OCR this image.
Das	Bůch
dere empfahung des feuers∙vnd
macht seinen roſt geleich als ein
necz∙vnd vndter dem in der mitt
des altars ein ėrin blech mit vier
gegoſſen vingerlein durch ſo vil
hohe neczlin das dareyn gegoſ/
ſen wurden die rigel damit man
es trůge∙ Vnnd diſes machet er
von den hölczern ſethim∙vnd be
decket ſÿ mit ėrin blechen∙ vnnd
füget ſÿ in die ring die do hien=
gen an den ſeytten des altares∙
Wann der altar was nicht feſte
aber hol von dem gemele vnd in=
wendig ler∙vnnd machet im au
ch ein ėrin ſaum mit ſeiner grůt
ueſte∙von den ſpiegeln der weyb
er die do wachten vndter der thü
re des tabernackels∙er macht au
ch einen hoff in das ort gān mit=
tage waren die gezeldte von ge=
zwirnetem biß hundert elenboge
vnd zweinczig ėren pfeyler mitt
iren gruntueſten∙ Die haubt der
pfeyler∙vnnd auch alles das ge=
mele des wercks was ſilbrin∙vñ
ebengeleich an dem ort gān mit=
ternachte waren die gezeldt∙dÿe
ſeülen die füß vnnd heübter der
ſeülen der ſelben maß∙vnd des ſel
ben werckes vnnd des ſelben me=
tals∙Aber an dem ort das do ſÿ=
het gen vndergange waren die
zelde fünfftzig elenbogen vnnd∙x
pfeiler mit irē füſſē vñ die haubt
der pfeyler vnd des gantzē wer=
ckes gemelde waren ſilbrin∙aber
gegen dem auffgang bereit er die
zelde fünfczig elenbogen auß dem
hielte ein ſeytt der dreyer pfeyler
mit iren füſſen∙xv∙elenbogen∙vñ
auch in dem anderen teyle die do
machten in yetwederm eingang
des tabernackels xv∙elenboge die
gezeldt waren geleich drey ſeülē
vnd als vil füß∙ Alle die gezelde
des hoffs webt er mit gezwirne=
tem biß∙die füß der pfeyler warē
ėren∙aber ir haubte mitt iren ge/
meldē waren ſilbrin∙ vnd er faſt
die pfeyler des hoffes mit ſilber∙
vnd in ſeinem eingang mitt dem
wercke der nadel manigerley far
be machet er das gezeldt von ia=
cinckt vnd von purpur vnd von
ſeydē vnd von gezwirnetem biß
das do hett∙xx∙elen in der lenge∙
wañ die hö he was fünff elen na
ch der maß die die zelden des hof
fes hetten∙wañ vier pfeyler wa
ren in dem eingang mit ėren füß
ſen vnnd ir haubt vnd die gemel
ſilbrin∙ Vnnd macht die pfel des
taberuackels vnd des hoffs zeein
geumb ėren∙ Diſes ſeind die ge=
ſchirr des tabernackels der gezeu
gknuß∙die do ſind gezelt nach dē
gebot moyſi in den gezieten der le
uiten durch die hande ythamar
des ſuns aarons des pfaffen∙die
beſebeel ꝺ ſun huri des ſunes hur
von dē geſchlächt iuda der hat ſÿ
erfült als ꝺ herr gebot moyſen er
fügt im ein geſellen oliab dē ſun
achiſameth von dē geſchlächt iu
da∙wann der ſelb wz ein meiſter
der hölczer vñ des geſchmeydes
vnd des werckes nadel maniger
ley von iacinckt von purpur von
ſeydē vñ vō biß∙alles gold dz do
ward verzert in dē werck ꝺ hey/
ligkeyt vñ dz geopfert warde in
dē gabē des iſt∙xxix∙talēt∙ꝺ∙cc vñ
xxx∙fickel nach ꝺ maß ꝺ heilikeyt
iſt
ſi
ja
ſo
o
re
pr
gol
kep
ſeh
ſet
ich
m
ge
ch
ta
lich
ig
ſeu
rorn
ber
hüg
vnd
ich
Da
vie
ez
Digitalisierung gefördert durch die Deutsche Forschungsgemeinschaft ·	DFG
────────────────────
Give only the number of lines in the entries above that hold the string "pfeyler".

Task result:
7